— Begin Provided material —
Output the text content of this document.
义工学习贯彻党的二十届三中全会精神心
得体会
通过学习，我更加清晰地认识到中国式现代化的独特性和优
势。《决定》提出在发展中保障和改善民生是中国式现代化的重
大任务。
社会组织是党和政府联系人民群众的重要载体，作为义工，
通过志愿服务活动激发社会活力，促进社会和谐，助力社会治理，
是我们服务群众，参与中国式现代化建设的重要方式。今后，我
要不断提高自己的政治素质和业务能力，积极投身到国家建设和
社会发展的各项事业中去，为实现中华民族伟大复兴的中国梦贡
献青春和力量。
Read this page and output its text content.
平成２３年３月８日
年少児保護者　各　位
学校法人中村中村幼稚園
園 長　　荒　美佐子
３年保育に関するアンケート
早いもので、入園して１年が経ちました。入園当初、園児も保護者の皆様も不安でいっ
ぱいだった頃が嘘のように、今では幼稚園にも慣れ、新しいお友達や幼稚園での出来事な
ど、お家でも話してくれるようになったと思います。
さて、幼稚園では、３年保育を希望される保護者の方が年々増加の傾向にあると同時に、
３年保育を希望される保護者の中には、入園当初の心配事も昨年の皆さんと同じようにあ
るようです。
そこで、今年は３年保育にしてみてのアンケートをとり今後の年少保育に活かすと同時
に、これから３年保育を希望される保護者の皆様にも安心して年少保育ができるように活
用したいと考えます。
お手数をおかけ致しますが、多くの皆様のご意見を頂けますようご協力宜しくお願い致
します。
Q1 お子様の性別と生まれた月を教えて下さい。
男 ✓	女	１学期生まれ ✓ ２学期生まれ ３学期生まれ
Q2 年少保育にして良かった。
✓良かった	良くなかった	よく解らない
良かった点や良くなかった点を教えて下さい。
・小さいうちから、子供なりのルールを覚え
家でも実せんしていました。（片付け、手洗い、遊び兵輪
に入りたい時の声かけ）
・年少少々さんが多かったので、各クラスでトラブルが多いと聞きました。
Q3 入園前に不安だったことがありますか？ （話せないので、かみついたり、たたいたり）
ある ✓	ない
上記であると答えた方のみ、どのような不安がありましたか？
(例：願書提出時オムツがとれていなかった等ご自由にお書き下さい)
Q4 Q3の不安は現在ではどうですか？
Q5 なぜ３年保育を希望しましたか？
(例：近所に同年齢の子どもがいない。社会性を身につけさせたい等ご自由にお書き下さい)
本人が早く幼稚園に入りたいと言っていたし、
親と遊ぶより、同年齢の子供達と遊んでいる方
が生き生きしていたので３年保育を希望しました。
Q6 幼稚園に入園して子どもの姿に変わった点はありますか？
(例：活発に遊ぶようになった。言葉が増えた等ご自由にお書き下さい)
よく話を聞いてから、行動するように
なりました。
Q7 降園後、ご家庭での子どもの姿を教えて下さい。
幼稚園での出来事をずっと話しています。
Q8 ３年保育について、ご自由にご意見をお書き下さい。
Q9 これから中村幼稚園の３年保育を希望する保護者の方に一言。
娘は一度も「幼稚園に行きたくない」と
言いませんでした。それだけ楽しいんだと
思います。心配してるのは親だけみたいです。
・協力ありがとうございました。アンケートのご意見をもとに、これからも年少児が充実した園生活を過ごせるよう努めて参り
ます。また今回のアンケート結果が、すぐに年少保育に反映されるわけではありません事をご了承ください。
— End Provided material —
» **Task goal**: Reply with the number of lines in the data that include the string "text" and nothing else.

» **Answer to this task**: 2